[Collected data]
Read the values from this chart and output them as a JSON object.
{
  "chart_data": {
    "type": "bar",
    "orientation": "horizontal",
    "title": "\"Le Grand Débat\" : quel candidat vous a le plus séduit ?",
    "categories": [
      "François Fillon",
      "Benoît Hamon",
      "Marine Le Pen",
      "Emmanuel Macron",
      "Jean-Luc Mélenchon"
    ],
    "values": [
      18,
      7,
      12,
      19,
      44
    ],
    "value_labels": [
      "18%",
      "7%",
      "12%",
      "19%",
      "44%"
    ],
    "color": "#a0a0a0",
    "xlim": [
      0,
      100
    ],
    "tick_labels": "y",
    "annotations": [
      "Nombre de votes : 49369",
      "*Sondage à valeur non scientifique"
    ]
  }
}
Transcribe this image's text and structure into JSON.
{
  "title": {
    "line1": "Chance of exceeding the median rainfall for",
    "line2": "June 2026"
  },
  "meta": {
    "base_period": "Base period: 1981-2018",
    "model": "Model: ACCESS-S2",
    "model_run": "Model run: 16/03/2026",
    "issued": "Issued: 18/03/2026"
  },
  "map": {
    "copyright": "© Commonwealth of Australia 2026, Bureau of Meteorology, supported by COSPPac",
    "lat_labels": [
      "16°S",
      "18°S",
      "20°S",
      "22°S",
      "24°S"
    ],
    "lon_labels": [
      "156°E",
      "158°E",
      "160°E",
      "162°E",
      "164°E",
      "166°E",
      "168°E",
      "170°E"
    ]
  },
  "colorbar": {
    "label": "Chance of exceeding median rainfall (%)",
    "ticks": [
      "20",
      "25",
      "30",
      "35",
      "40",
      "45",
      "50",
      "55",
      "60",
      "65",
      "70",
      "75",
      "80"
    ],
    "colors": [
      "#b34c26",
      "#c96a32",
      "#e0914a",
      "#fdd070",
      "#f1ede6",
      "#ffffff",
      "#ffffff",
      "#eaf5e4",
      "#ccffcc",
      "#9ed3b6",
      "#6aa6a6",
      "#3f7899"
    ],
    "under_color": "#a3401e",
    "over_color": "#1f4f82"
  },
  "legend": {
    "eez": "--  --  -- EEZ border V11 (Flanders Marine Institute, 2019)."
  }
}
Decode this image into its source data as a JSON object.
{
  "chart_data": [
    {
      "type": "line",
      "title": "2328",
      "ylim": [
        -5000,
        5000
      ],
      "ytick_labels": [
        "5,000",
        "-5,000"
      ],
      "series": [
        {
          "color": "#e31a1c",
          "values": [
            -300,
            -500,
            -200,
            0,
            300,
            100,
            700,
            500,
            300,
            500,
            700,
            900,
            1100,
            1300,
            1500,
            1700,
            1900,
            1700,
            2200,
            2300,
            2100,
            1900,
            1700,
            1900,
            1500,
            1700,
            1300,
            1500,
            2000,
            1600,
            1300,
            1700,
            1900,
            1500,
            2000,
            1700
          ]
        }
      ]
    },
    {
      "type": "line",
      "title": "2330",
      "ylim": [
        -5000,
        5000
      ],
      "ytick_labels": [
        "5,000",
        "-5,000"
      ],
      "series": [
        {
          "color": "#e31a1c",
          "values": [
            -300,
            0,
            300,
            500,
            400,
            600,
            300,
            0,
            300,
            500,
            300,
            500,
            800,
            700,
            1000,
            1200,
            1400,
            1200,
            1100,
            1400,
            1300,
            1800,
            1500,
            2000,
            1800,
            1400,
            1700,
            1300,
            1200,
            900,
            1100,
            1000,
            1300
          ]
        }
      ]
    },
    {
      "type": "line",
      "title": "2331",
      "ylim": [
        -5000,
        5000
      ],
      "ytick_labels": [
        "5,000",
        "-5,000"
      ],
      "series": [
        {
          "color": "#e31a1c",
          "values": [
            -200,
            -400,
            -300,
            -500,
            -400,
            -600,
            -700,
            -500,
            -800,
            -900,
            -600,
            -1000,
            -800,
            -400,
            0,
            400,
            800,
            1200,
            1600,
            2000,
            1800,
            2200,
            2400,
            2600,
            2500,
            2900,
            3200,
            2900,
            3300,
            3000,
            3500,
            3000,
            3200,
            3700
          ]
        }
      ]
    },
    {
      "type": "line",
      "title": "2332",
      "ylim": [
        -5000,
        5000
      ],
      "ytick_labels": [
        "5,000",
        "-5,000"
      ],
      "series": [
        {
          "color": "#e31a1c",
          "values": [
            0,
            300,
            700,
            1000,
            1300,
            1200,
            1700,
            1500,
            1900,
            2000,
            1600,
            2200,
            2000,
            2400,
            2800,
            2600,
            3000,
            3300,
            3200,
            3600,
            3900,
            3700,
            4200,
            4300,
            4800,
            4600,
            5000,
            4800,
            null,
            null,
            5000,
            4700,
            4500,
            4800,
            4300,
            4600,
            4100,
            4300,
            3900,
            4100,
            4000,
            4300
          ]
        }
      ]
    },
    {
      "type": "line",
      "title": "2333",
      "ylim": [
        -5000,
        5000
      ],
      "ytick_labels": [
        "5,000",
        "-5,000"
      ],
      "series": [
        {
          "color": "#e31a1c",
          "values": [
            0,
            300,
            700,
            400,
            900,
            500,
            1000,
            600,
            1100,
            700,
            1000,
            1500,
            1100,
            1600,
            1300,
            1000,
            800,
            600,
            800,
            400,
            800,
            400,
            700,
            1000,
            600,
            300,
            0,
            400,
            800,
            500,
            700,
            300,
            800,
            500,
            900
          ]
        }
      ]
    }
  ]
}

-- What is expected --
Go through the data above and find the lines with the word "median". Copy each of those lines.

-- Written response --
    "line1": "Chance of exceeding the median rainfall for",
    "label": "Chance of exceeding median rainfall (%)",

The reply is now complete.